— BEGIN Records for the exercise —

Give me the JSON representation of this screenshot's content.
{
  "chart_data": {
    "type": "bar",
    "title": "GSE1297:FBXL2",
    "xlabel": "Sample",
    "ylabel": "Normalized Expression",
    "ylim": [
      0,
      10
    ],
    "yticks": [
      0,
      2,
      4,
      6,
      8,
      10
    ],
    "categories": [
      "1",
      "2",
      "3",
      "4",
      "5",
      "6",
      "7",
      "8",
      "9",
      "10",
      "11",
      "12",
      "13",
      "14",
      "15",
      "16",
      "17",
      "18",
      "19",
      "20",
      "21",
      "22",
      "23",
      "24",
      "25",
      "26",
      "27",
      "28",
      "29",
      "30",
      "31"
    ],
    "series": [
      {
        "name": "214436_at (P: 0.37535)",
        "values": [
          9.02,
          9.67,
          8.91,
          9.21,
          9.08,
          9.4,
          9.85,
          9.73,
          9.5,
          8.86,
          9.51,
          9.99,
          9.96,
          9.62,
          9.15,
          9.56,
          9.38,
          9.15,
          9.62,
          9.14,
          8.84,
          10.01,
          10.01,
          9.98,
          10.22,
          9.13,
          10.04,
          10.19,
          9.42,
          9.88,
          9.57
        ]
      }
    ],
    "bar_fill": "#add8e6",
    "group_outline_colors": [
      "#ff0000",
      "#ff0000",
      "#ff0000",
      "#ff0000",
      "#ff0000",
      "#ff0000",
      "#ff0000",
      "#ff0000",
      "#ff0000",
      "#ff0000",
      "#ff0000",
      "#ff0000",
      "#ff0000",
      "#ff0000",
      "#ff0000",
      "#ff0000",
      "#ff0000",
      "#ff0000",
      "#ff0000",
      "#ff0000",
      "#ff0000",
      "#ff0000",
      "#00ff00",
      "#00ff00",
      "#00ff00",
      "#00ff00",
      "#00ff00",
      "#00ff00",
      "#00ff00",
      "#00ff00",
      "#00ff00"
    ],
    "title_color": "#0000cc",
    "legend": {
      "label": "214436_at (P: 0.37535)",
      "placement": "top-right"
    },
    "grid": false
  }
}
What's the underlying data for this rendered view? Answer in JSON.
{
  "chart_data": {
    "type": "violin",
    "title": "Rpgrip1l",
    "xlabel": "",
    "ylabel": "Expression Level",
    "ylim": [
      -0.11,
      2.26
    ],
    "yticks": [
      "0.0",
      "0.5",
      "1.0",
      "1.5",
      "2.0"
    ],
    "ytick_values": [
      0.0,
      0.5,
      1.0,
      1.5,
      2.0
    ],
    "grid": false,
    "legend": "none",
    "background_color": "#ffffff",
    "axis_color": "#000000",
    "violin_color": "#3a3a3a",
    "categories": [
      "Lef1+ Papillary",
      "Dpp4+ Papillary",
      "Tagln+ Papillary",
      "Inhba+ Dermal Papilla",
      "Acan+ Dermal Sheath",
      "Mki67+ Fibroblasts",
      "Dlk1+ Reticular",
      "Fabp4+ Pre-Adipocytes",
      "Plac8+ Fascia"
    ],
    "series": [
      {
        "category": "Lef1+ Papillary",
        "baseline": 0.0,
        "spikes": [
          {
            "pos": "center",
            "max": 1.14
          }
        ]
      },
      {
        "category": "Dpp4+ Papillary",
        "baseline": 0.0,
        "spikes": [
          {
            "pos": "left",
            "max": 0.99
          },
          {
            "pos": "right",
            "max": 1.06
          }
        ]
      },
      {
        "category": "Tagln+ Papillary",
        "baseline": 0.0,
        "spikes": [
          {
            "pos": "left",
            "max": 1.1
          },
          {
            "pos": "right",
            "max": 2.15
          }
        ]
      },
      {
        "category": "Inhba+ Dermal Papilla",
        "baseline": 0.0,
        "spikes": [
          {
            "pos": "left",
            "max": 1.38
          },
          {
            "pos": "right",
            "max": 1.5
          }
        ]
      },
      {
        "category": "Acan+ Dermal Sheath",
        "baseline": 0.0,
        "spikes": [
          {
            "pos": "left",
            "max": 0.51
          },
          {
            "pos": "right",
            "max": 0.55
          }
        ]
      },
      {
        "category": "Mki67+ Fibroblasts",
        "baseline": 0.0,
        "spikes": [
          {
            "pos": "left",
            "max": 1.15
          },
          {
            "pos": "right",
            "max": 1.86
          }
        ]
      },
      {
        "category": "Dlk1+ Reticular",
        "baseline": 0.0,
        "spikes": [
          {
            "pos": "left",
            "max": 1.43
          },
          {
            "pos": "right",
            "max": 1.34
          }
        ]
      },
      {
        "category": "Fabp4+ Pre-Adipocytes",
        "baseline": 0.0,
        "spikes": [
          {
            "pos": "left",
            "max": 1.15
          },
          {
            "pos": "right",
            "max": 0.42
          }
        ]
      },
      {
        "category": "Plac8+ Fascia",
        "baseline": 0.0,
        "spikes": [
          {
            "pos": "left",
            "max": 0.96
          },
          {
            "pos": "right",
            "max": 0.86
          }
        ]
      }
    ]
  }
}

— END Records for the exercise —

What is being asked: Return the full listing, character for character.

Response to the exercise:
Give me the JSON representation of this screenshot's content.
{
  "chart_data": {
    "type": "bar",
    "title": "GSE1297:FBXL2",
    "xlabel": "Sample",
    "ylabel": "Normalized Expression",
    "ylim": [
      0,
      10
    ],
    "yticks": [
      0,
      2,
      4,
      6,
      8,
      10
    ],
    "categories": [
      "1",
      "2",
      "3",
      "4",
      "5",
      "6",
      "7",
      "8",
      "9",
      "10",
      "11",
      "12",
      "13",
      "14",
      "15",
      "16",
      "17",
      "18",
      "19",
      "20",
      "21",
      "22",
      "23",
      "24",
      "25",
      "26",
      "27",
      "28",
      "29",
      "30",
      "31"
    ],
    "series": [
      {
        "name": "214436_at (P: 0.37535)",
        "values": [
          9.02,
          9.67,
          8.91,
          9.21,
          9.08,
          9.4,
          9.85,
          9.73,
          9.5,
          8.86,
          9.51,
          9.99,
          9.96,
          9.62,
          9.15,
          9.56,
          9.38,
          9.15,
          9.62,
          9.14,
          8.84,
          10.01,
          10.01,
          9.98,
          10.22,
          9.13,
          10.04,
          10.19,
          9.42,
          9.88,
          9.57
        ]
      }
    ],
    "bar_fill": "#add8e6",
    "group_outline_colors": [
      "#ff0000",
      "#ff0000",
      "#ff0000",
      "#ff0000",
      "#ff0000",
      "#ff0000",
      "#ff0000",
      "#ff0000",
      "#ff0000",
      "#ff0000",
      "#ff0000",
      "#ff0000",
      "#ff0000",
      "#ff0000",
      "#ff0000",
      "#ff0000",
      "#ff0000",
      "#ff0000",
      "#ff0000",
      "#ff0000",
      "#ff0000",
      "#ff0000",
      "#00ff00",
      "#00ff00",
      "#00ff00",
      "#00ff00",
      "#00ff00",
      "#00ff00",
      "#00ff00",
      "#00ff00",
      "#00ff00"
    ],
    "title_color": "#0000cc",
    "legend": {
      "label": "214436_at (P: 0.37535)",
      "placement": "top-right"
    },
    "grid": false
  }
}
What's the underlying data for this rendered view? Answer in JSON.
{
  "chart_data": {
    "type": "violin",
    "title": "Rpgrip1l",
    "xlabel": "",
    "ylabel": "Expression Level",
    "ylim": [
      -0.11,
      2.26
    ],
    "yticks": [
      "0.0",
      "0.5",
      "1.0",
      "1.5",
      "2.0"
    ],
    "ytick_values": [
      0.0,
      0.5,
      1.0,
      1.5,
      2.0
    ],
    "grid": false,
    "legend": "none",
    "background_color": "#ffffff",
    "axis_color": "#000000",
    "violin_color": "#3a3a3a",
    "categories": [
      "Lef1+ Papillary",
      "Dpp4+ Papillary",
      "Tagln+ Papillary",
      "Inhba+ Dermal Papilla",
      "Acan+ Dermal Sheath",
      "Mki67+ Fibroblasts",
      "Dlk1+ Reticular",
      "Fabp4+ Pre-Adipocytes",
      "Plac8+ Fascia"
    ],
    "series": [
      {
        "category": "Lef1+ Papillary",
        "baseline": 0.0,
        "spikes": [
          {
            "pos": "center",
            "max": 1.14
          }
        ]
      },
      {
        "category": "Dpp4+ Papillary",
        "baseline": 0.0,
        "spikes": [
          {
            "pos": "left",
            "max": 0.99
          },
          {
            "pos": "right",
            "max": 1.06
          }
        ]
      },
      {
        "category": "Tagln+ Papillary",
        "baseline": 0.0,
        "spikes": [
          {
            "pos": "left",
            "max": 1.1
          },
          {
            "pos": "right",
            "max": 2.15
          }
        ]
      },
      {
        "category": "Inhba+ Dermal Papilla",
        "baseline": 0.0,
        "spikes": [
          {
            "pos": "left",
            "max": 1.38
          },
          {
            "pos": "right",
            "max": 1.5
          }
        ]
      },
      {
        "category": "Acan+ Dermal Sheath",
        "baseline": 0.0,
        "spikes": [
          {
            "pos": "left",
            "max": 0.51
          },
          {
            "pos": "right",
            "max": 0.55
          }
        ]
      },
      {
        "category": "Mki67+ Fibroblasts",
        "baseline": 0.0,
        "spikes": [
          {
            "pos": "left",
            "max": 1.15
          },
          {
            "pos": "right",
            "max": 1.86
          }
        ]
      },
      {
        "category": "Dlk1+ Reticular",
        "baseline": 0.0,
        "spikes": [
          {
            "pos": "left",
            "max": 1.43
          },
          {
            "pos": "right",
            "max": 1.34
          }
        ]
      },
      {
        "category": "Fabp4+ Pre-Adipocytes",
        "baseline": 0.0,
        "spikes": [
          {
            "pos": "left",
            "max": 1.15
          },
          {
            "pos": "right",
            "max": 0.42
          }
        ]
      },
      {
        "category": "Plac8+ Fascia",
        "baseline": 0.0,
        "spikes": [
          {
            "pos": "left",
            "max": 0.96
          },
          {
            "pos": "right",
            "max": 0.86
          }
        ]
      }
    ]
  }
}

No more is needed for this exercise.